Extracted data entries:
────────────────────────────────────────
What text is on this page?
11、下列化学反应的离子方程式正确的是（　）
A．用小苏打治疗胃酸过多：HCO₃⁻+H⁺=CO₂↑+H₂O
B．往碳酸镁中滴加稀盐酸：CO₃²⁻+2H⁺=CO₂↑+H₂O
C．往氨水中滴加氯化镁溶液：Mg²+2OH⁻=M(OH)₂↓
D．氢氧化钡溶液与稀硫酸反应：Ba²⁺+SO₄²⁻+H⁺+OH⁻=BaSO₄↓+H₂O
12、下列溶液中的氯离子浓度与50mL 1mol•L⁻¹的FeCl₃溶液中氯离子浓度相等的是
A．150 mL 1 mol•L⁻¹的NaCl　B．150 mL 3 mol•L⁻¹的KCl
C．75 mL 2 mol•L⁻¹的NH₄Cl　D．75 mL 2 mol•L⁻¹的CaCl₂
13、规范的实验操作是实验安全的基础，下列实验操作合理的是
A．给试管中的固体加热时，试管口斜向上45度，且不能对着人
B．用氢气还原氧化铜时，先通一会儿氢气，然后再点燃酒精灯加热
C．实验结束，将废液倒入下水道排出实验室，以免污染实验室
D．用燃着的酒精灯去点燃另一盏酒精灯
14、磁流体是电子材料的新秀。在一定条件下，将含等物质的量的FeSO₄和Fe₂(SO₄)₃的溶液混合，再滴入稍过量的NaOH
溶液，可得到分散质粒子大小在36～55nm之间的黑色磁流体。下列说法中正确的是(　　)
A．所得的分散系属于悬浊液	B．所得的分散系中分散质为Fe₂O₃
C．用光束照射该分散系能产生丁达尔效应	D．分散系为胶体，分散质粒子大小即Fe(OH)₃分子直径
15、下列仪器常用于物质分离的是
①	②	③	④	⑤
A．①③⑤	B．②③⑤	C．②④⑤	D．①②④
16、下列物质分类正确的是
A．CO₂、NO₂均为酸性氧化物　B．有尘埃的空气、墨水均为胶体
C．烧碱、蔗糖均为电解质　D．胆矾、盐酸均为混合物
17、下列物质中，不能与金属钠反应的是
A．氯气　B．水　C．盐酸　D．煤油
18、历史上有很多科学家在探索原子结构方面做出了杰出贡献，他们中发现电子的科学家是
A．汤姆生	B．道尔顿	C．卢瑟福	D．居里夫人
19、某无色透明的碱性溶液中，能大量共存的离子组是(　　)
────────────────────────────────────────
**Set exercise:** Please output every record, keeping each line exact.

**Correct answer:**
What text is on this page?
11、下列化学反应的离子方程式正确的是（　）
A．用小苏打治疗胃酸过多：HCO₃⁻+H⁺=CO₂↑+H₂O
B．往碳酸镁中滴加稀盐酸：CO₃²⁻+2H⁺=CO₂↑+H₂O
C．往氨水中滴加氯化镁溶液：Mg²+2OH⁻=M(OH)₂↓
D．氢氧化钡溶液与稀硫酸反应：Ba²⁺+SO₄²⁻+H⁺+OH⁻=BaSO₄↓+H₂O
12、下列溶液中的氯离子浓度与50mL 1mol•L⁻¹的FeCl₃溶液中氯离子浓度相等的是
A．150 mL 1 mol•L⁻¹的NaCl　B．150 mL 3 mol•L⁻¹的KCl
C．75 mL 2 mol•L⁻¹的NH₄Cl　D．75 mL 2 mol•L⁻¹的CaCl₂
13、规范的实验操作是实验安全的基础，下列实验操作合理的是
A．给试管中的固体加热时，试管口斜向上45度，且不能对着人
B．用氢气还原氧化铜时，先通一会儿氢气，然后再点燃酒精灯加热
C．实验结束，将废液倒入下水道排出实验室，以免污染实验室
D．用燃着的酒精灯去点燃另一盏酒精灯
14、磁流体是电子材料的新秀。在一定条件下，将含等物质的量的FeSO₄和Fe₂(SO₄)₃的溶液混合，再滴入稍过量的NaOH
溶液，可得到分散质粒子大小在36～55nm之间的黑色磁流体。下列说法中正确的是(　　)
A．所得的分散系属于悬浊液	B．所得的分散系中分散质为Fe₂O₃
C．用光束照射该分散系能产生丁达尔效应	D．分散系为胶体，分散质粒子大小即Fe(OH)₃分子直径
15、下列仪器常用于物质分离的是
①	②	③	④	⑤
A．①③⑤	B．②③⑤	C．②④⑤	D．①②④
16、下列物质分类正确的是
A．CO₂、NO₂均为酸性氧化物　B．有尘埃的空气、墨水均为胶体
C．烧碱、蔗糖均为电解质　D．胆矾、盐酸均为混合物
17、下列物质中，不能与金属钠反应的是
A．氯气　B．水　C．盐酸　D．煤油
18、历史上有很多科学家在探索原子结构方面做出了杰出贡献，他们中发现电子的科学家是
A．汤姆生	B．道尔顿	C．卢瑟福	D．居里夫人
19、某无色透明的碱性溶液中，能大量共存的离子组是(　　)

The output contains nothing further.